Start of Data to use
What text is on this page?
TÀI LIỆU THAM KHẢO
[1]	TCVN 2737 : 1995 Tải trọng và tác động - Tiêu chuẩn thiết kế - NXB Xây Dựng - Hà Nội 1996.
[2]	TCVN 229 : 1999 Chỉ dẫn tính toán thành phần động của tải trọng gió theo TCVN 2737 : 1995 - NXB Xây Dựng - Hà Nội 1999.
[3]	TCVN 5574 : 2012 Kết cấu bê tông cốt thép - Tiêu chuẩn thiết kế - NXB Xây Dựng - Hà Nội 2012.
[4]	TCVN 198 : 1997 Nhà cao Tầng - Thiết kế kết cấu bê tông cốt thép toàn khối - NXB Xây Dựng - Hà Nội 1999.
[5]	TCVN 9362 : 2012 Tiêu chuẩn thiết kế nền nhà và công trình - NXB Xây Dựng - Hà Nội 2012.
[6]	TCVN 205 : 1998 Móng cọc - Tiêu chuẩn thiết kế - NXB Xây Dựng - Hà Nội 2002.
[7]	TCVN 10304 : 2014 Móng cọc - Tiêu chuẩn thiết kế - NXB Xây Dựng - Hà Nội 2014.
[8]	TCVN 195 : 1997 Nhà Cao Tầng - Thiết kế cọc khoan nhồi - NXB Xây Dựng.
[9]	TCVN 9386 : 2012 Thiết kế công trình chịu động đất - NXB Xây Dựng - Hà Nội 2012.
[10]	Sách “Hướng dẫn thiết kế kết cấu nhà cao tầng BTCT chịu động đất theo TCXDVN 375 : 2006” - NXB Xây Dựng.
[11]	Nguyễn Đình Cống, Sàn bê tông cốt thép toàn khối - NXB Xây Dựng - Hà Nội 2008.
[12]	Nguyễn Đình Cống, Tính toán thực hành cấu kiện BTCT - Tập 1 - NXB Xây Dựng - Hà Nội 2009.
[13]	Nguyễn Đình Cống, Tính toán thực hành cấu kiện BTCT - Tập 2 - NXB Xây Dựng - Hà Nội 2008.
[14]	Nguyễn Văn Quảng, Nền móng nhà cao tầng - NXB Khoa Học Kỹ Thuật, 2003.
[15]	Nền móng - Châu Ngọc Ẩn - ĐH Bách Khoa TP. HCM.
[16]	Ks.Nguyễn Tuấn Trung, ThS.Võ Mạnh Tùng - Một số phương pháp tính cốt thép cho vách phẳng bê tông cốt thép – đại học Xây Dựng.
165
End of Data to use
Task description:
From the first line to the last, retype the data exactly.

Response:
What text is on this page?
TÀI LIỆU THAM KHẢO
[1]	TCVN 2737 : 1995 Tải trọng và tác động - Tiêu chuẩn thiết kế - NXB Xây Dựng - Hà Nội 1996.
[2]	TCVN 229 : 1999 Chỉ dẫn tính toán thành phần động của tải trọng gió theo TCVN 2737 : 1995 - NXB Xây Dựng - Hà Nội 1999.
[3]	TCVN 5574 : 2012 Kết cấu bê tông cốt thép - Tiêu chuẩn thiết kế - NXB Xây Dựng - Hà Nội 2012.
[4]	TCVN 198 : 1997 Nhà cao Tầng - Thiết kế kết cấu bê tông cốt thép toàn khối - NXB Xây Dựng - Hà Nội 1999.
[5]	TCVN 9362 : 2012 Tiêu chuẩn thiết kế nền nhà và công trình - NXB Xây Dựng - Hà Nội 2012.
[6]	TCVN 205 : 1998 Móng cọc - Tiêu chuẩn thiết kế - NXB Xây Dựng - Hà Nội 2002.
[7]	TCVN 10304 : 2014 Móng cọc - Tiêu chuẩn thiết kế - NXB Xây Dựng - Hà Nội 2014.
[8]	TCVN 195 : 1997 Nhà Cao Tầng - Thiết kế cọc khoan nhồi - NXB Xây Dựng.
[9]	TCVN 9386 : 2012 Thiết kế công trình chịu động đất - NXB Xây Dựng - Hà Nội 2012.
[10]	Sách “Hướng dẫn thiết kế kết cấu nhà cao tầng BTCT chịu động đất theo TCXDVN 375 : 2006” - NXB Xây Dựng.
[11]	Nguyễn Đình Cống, Sàn bê tông cốt thép toàn khối - NXB Xây Dựng - Hà Nội 2008.
[12]	Nguyễn Đình Cống, Tính toán thực hành cấu kiện BTCT - Tập 1 - NXB Xây Dựng - Hà Nội 2009.
[13]	Nguyễn Đình Cống, Tính toán thực hành cấu kiện BTCT - Tập 2 - NXB Xây Dựng - Hà Nội 2008.
[14]	Nguyễn Văn Quảng, Nền móng nhà cao tầng - NXB Khoa Học Kỹ Thuật, 2003.
[15]	Nền móng - Châu Ngọc Ẩn - ĐH Bách Khoa TP. HCM.
[16]	Ks.Nguyễn Tuấn Trung, ThS.Võ Mạnh Tùng - Một số phương pháp tính cốt thép cho vách phẳng bê tông cốt thép – đại học Xây Dựng.
165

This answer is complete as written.